---------- Source extract ----------

Sunday, October 25, 2015

Chapter 19: Private Parts

Chapter 19: Private Parts

Job 48: PFC (continued)


Now that I had “graduated” from Fitness Company to real basic training, the yelling really began in earnest. It was quite unsettling. I was bused to a distant part of the seemingly endless Fort Jackson and mustered into a large auditorium with hundreds of other nervous new recruits. Then a strange thing happened. The drill sergeants told us that if any of us were having second thoughts, now was our chance to back out, but with a catch. They said that if any of us had withheld any information that would have barred us from entering the Army, now was the time to ‘fess up, and we could be on our way, no more questions asked.
As a matter of fact, I was thinking that I had made a horrible mistake, and there was something I had withheld. I held up my hand, and joined a small group of other new-comers in another room to make our confessions. A DI (drill instructor) came up to me to ask what I hadn’t admitted. I told him I’d lied about not using hallucinogens. He told me that he hoped I started having a flashback right then and there so he could kick my ass. I appreciated his candor, despite his lack of understanding about how drugs work.
Finally I got to a table behind which sat a more reasonable-seeming DI. I told him my sin, and he basically said that it wasn’t so bad, so I was going to have to stay. I’m not sure what the point of that whole exercise had been. I guess they wanted to make sure they weren’t taking anyone really unsuitable, or just to see who the quitters were. As it was, I didn’t hear anymore about my illicit drug history (mild though it was), but I felt like I had been lied to. I was embarrassed for admitting to something uncomfortable, and it hadn’t even gotten me what I’d hoped it would. At least I never again saw that one DI who wanted to see me start gibbering and hiding from the moon or god knows what.
So began the long weeks of basic training. As time went by, I even managed to adapt to the rigors of such an existence. I still had occasional bouts of extreme depression, and even thoughts of suicide at times when I felt like it was the only way to get out of that excruciating situation In general though, there wasn’t a lot of time to dwell on one’s problems, and I even have some pleasant memories of that time. That’s the nice thing about memory: we seem to remember the good stuff more than the bad of difficult times.

---------- Dataset rows ----------

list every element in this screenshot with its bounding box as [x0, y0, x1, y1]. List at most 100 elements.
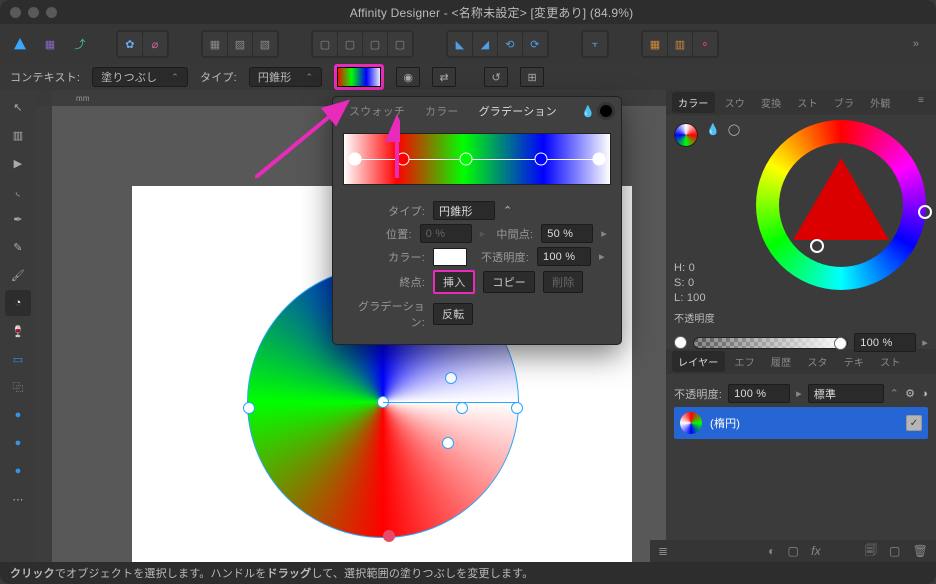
reverse-icon[interactable]: ⇄ — [432, 67, 456, 87]
insert-button[interactable]: 挿入 — [433, 270, 475, 294]
cog-icon[interactable]: ⚙ — [905, 387, 915, 400]
p-opacity-input[interactable]: 100 % — [537, 247, 591, 266]
p-mid-input[interactable]: 50 % — [541, 224, 593, 243]
eyedropper-icon[interactable]: 💧 — [706, 123, 720, 147]
crop-tool-icon[interactable]: ⿻ — [5, 374, 31, 400]
mask-icon[interactable]: ▢ — [788, 544, 800, 558]
zoom-icon[interactable] — [46, 7, 57, 18]
tab-appearance[interactable]: 外観 — [864, 92, 896, 113]
blend-mode-select[interactable]: 標準 — [808, 384, 884, 403]
tab-history[interactable]: 履歴 — [765, 351, 797, 372]
repeat-icon[interactable]: ↺ — [484, 67, 508, 87]
close-icon[interactable] — [10, 7, 21, 18]
flip-h-icon[interactable]: ◣ — [448, 32, 472, 56]
p-pos-input[interactable]: 0 % — [420, 224, 472, 243]
place-tool-icon[interactable]: ▭ — [5, 346, 31, 372]
tab-transform[interactable]: 変換 — [755, 92, 787, 113]
order-btn2[interactable]: ▢ — [338, 32, 362, 56]
artboard-tool-icon[interactable]: ▥ — [5, 122, 31, 148]
order-btn[interactable]: ▢ — [313, 32, 337, 56]
gradient-stop[interactable] — [348, 153, 361, 166]
pencil-tool-icon[interactable]: ✎ — [5, 234, 31, 260]
clip-icon[interactable]: 🗐 — [865, 541, 877, 562]
copy-button[interactable]: コピー — [483, 271, 535, 293]
rotate-l-icon[interactable]: ⟲ — [498, 32, 522, 56]
corner-tool-icon[interactable]: ◟ — [5, 178, 31, 204]
brush-tool-icon[interactable]: 🖌 — [5, 262, 31, 288]
rect-tool-icon[interactable]: ● — [5, 430, 31, 456]
obj-btn[interactable]: ▦ — [203, 32, 227, 56]
layer-opacity-value[interactable]: 100 % — [728, 384, 790, 403]
fx-icon[interactable]: fx — [811, 544, 821, 558]
delete-button[interactable]: 削除 — [543, 271, 583, 293]
gradient-stop[interactable] — [396, 153, 409, 166]
swap-icon[interactable]: ◉ — [396, 67, 420, 87]
tab-effects[interactable]: エフ — [729, 351, 761, 372]
p-type-select[interactable]: 円錐形 — [433, 201, 495, 220]
gradient-editor[interactable] — [343, 133, 611, 185]
tab-color[interactable]: カラー — [672, 92, 715, 113]
gradient-stop[interactable] — [460, 153, 473, 166]
tab-text[interactable]: テキ — [838, 351, 870, 372]
transparency-tool-icon[interactable]: 🍷 — [5, 318, 31, 344]
gradient-stop[interactable] — [534, 153, 547, 166]
grid-icon[interactable]: ▦ — [643, 32, 667, 56]
node-tool-icon[interactable]: ▶ — [5, 150, 31, 176]
tab-gradient[interactable]: グラデーション — [469, 99, 567, 123]
overflow-icon[interactable]: » — [904, 32, 928, 56]
tab-color[interactable]: カラー — [415, 99, 469, 123]
sample-ring-icon[interactable]: ◯ — [728, 123, 741, 147]
stack-icon[interactable]: ≣ — [658, 544, 668, 558]
visibility-checkbox[interactable]: ✓ — [906, 415, 922, 431]
order-btn4[interactable]: ▢ — [388, 32, 412, 56]
rotate-r-icon[interactable]: ⟳ — [523, 32, 547, 56]
gradient-stop[interactable] — [593, 153, 606, 166]
minimize-icon[interactable] — [28, 7, 39, 18]
snapshots-btn[interactable]: ⌀ — [143, 32, 167, 56]
polygon-tool-icon[interactable]: ● — [5, 402, 31, 428]
opacity-value[interactable]: 100 % — [854, 333, 916, 352]
assets-btn[interactable]: ✿ — [118, 32, 142, 56]
tab-swatch[interactable]: スウォッチ — [339, 99, 415, 123]
grid2-icon[interactable]: ▥ — [668, 32, 692, 56]
tab-stock[interactable]: スト — [874, 351, 906, 372]
align-btn[interactable]: ⫟ — [583, 32, 607, 56]
persona-export-icon[interactable]: ⤴ — [68, 32, 92, 56]
group-icon[interactable]: ▢ — [889, 544, 901, 558]
tab-layers[interactable]: レイヤー — [672, 351, 725, 372]
layer-row[interactable]: (楕円) ✓ — [674, 407, 928, 439]
fill-select[interactable]: 塗りつぶし⌃ — [92, 67, 188, 87]
fill-well[interactable] — [674, 123, 698, 147]
order-btn3[interactable]: ▢ — [363, 32, 387, 56]
fill-tool-icon[interactable]: ◔ — [5, 290, 31, 316]
tab-stroke[interactable]: スト — [791, 92, 823, 113]
tab-brush[interactable]: ブラ — [828, 92, 860, 113]
eyedropper-icon[interactable]: 💧 — [581, 105, 595, 118]
gradient-swatch-button[interactable] — [334, 64, 384, 90]
lock-icon[interactable]: ⊞ — [520, 67, 544, 87]
ellipse-tool-icon[interactable]: ● — [5, 458, 31, 484]
flip-v-icon[interactable]: ◢ — [473, 32, 497, 56]
trash-icon[interactable]: 🗑 — [913, 544, 928, 558]
p-color-well[interactable] — [433, 248, 467, 266]
color-wheel[interactable] — [756, 120, 926, 290]
reverse-button[interactable]: 反転 — [433, 303, 473, 325]
context-label: コンテキスト: — [10, 69, 80, 85]
opacity-slider[interactable] — [693, 337, 848, 349]
tab-styles[interactable]: スタ — [801, 351, 833, 372]
pen-tool-icon[interactable]: ✒ — [5, 206, 31, 232]
type-select[interactable]: 円錐形⌃ — [249, 67, 322, 87]
obj-btn3[interactable]: ▧ — [253, 32, 277, 56]
adj-icon[interactable]: ◐ — [768, 544, 775, 558]
color-preview[interactable] — [597, 102, 615, 120]
persona-pixel-icon[interactable]: ▦ — [38, 32, 62, 56]
magnet-icon[interactable]: ⚬ — [693, 32, 717, 56]
persona-vector-icon[interactable] — [8, 32, 32, 56]
text-tool-icon[interactable]: ⋯ — [5, 486, 31, 512]
obj-btn2[interactable]: ▨ — [228, 32, 252, 56]
lock-icon[interactable]: ◑ — [921, 388, 928, 400]
move-tool-icon[interactable]: ↖ — [5, 94, 31, 120]
tab-swatch[interactable]: スウ — [719, 92, 751, 113]
gradient-popover: スウォッチ カラー グラデーション 💧 タイプ:円錐形⌃ 位置:0 %▸ 中間点… — [332, 96, 622, 345]
panel-menu-icon[interactable]: ≡ — [912, 92, 930, 113]
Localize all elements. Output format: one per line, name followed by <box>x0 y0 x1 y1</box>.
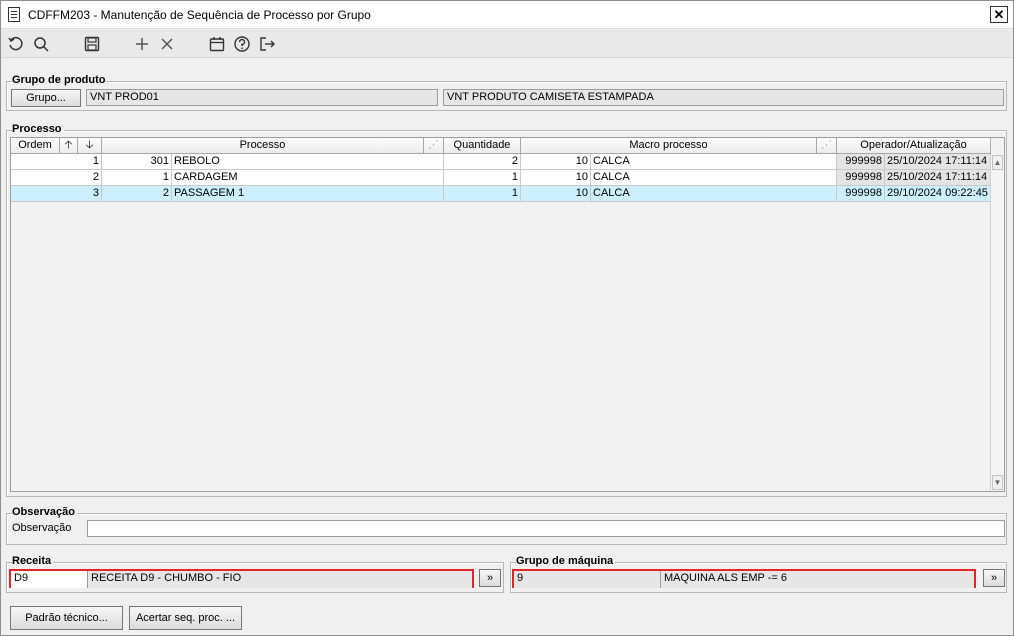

----------

#### [Task objective]
From the basic-training memoir, list everything the text reports the drill sergeants or DIs saying or asking, each with who says it.

#### [Reply]
- The drill sergeants: any recruit having second thoughts could back out now.
- The drill sergeants: anyone who had withheld information that would have barred them from entering the Army could confess now and leave, with no more questions asked.
- The first DI asked the narrator what he had not admitted.
- The first DI: he hoped the narrator would start having a flashback right then and there so he could kick his ass.
- The more reasonable-seeming DI at the table: the narrator's admission was not so bad, so he would have to stay.